Extracted data:
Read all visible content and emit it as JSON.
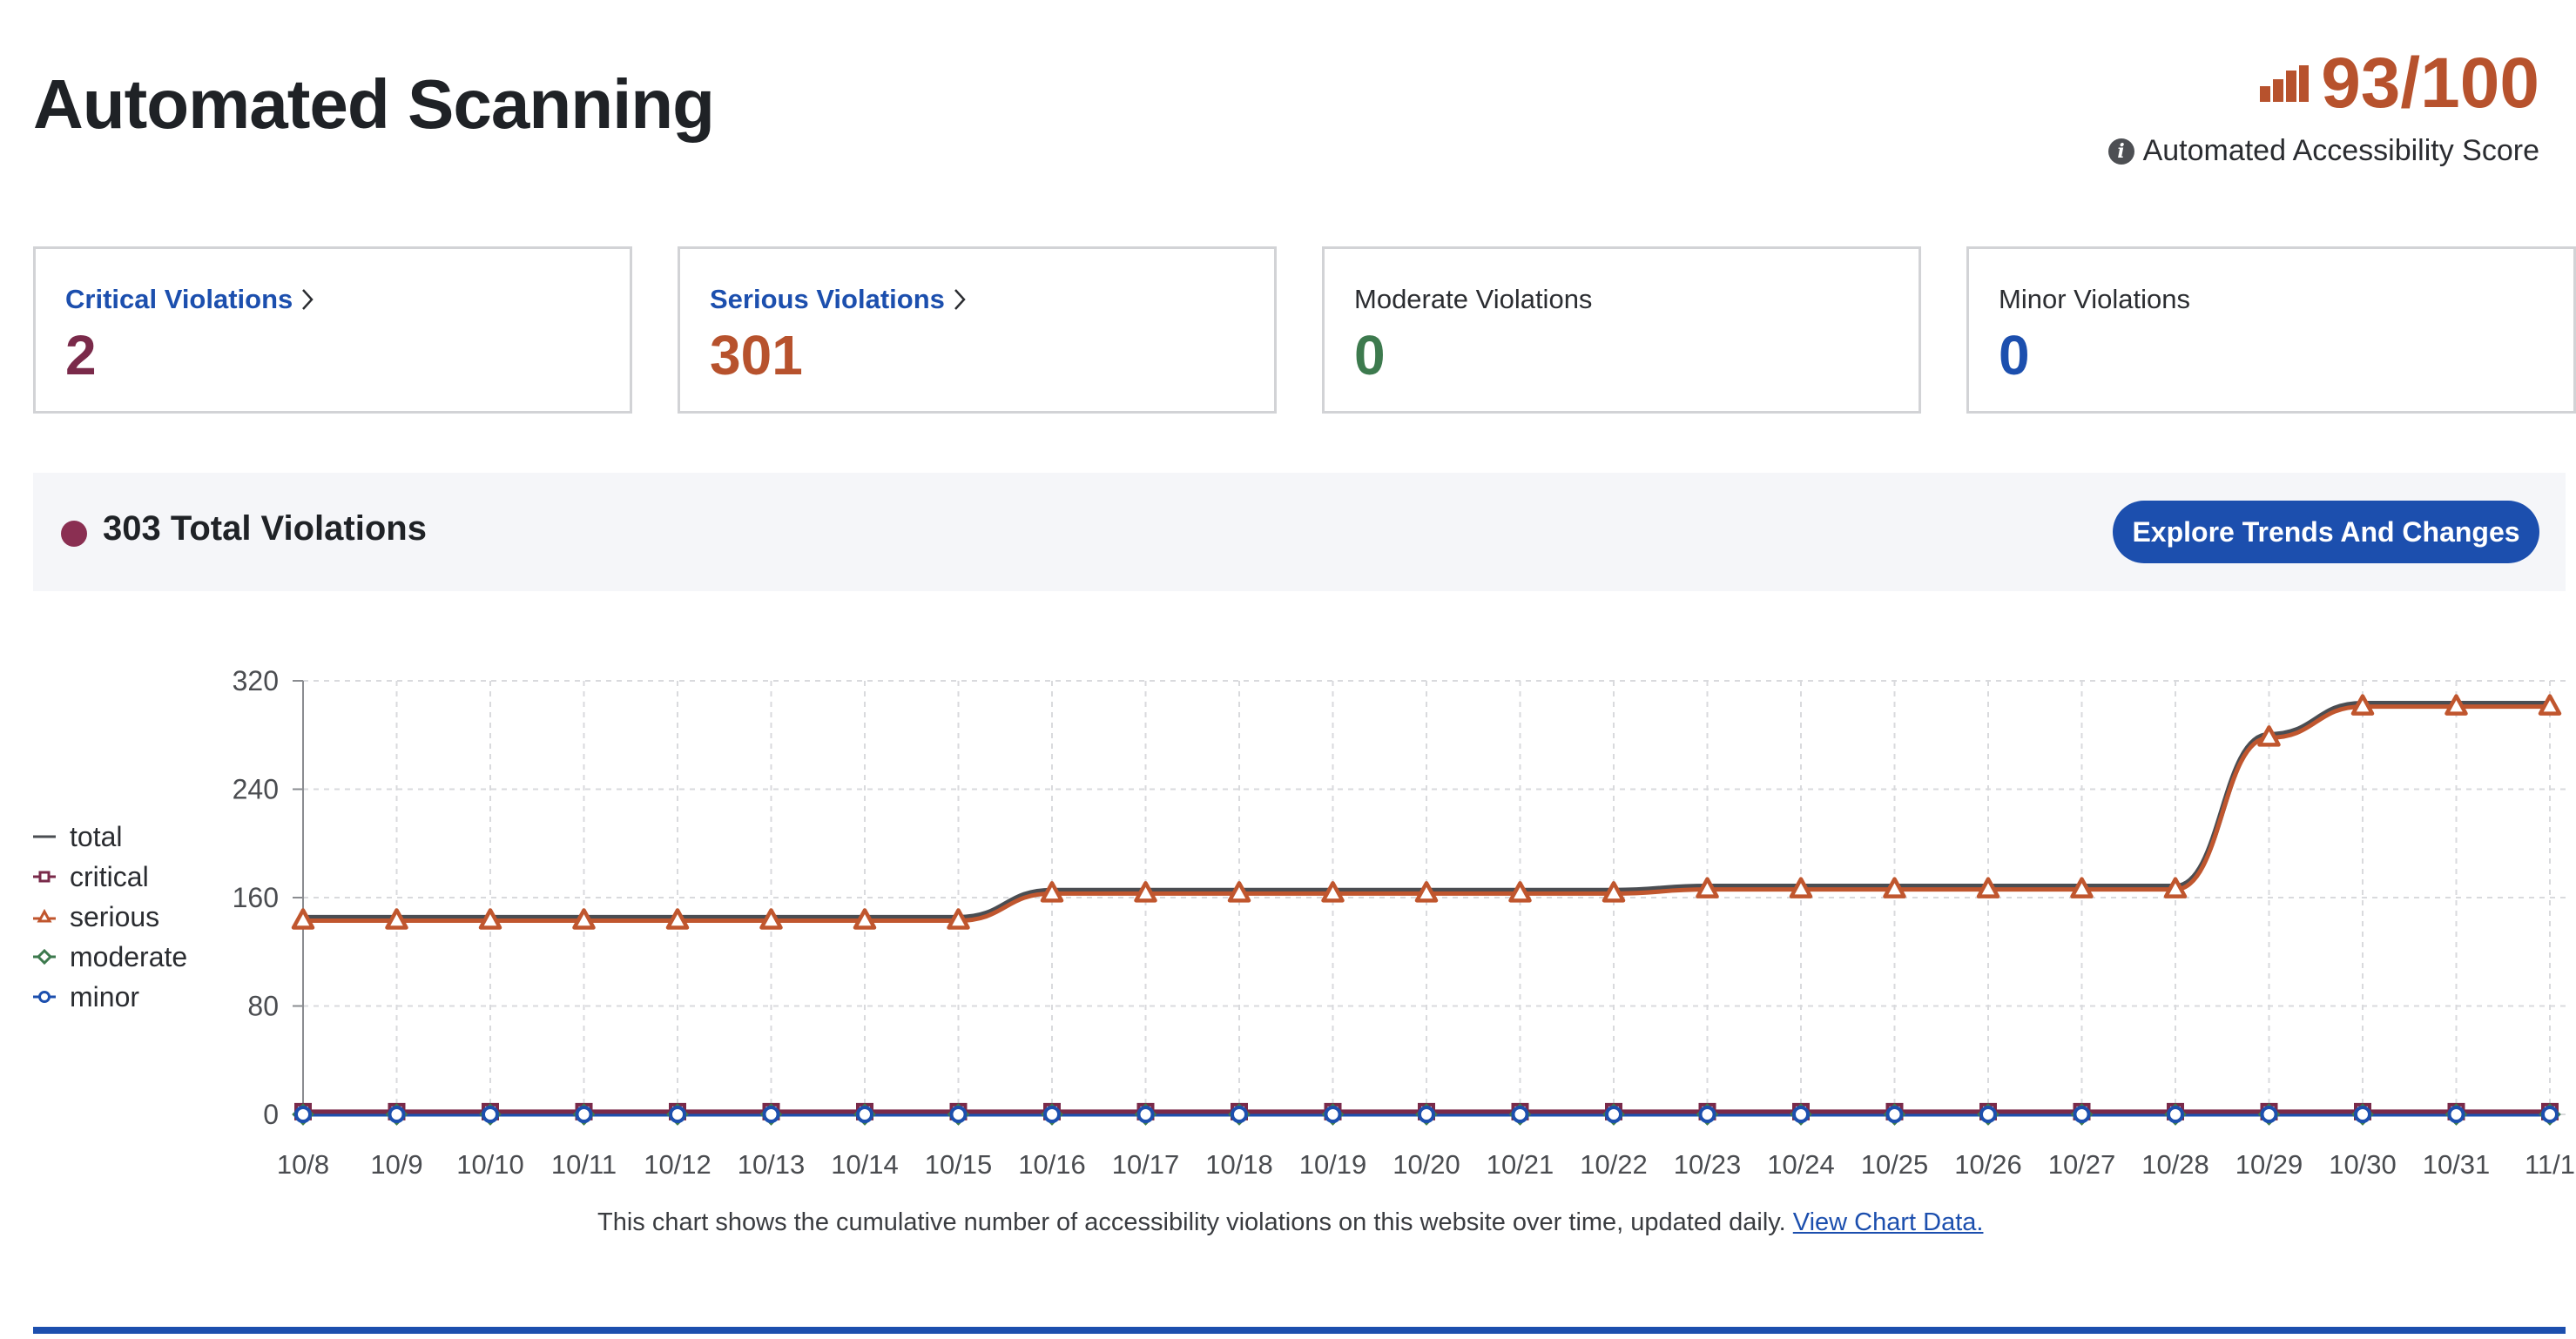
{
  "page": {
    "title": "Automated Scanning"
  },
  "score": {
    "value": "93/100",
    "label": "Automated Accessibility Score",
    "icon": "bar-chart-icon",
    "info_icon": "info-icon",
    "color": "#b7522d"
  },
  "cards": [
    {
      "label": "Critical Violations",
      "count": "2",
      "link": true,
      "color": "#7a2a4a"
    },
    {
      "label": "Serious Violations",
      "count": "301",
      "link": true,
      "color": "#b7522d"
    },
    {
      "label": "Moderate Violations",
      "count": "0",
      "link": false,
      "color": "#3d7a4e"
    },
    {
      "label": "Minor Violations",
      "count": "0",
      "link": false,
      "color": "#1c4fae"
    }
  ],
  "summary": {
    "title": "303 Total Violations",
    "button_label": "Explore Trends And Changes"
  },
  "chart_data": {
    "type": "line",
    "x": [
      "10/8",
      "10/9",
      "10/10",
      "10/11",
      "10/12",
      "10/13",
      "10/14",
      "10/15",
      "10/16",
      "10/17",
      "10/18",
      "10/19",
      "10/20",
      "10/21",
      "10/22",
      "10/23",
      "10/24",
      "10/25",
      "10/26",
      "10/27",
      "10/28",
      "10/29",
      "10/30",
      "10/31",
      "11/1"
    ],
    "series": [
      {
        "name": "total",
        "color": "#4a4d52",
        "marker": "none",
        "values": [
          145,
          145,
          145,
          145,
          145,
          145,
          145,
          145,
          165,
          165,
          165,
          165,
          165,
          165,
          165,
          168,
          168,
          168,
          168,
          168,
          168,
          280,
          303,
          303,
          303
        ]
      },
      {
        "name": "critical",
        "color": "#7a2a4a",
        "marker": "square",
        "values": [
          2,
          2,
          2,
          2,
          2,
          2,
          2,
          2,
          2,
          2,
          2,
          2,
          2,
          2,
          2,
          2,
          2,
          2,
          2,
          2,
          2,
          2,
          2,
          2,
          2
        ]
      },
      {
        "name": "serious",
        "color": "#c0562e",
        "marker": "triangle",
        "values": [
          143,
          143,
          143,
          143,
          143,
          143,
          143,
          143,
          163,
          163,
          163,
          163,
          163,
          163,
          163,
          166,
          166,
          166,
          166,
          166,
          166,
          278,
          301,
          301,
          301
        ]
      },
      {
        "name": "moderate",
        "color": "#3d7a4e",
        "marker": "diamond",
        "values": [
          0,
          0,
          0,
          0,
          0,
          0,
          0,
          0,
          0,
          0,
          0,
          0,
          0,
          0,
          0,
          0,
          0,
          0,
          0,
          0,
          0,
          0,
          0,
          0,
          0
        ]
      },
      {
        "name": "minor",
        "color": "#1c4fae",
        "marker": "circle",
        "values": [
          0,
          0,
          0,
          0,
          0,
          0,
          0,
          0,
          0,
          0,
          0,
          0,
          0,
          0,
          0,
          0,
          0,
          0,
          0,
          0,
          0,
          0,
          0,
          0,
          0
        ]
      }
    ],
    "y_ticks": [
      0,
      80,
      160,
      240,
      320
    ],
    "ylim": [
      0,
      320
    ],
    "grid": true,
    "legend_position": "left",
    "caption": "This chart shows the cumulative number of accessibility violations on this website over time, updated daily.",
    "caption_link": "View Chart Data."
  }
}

Aim of the task:
Extract every line of the records above that contains the word "name".

Response to this exercise:
        "name": "total",
        "name": "critical",
        "name": "serious",
        "name": "moderate",
        "name": "minor",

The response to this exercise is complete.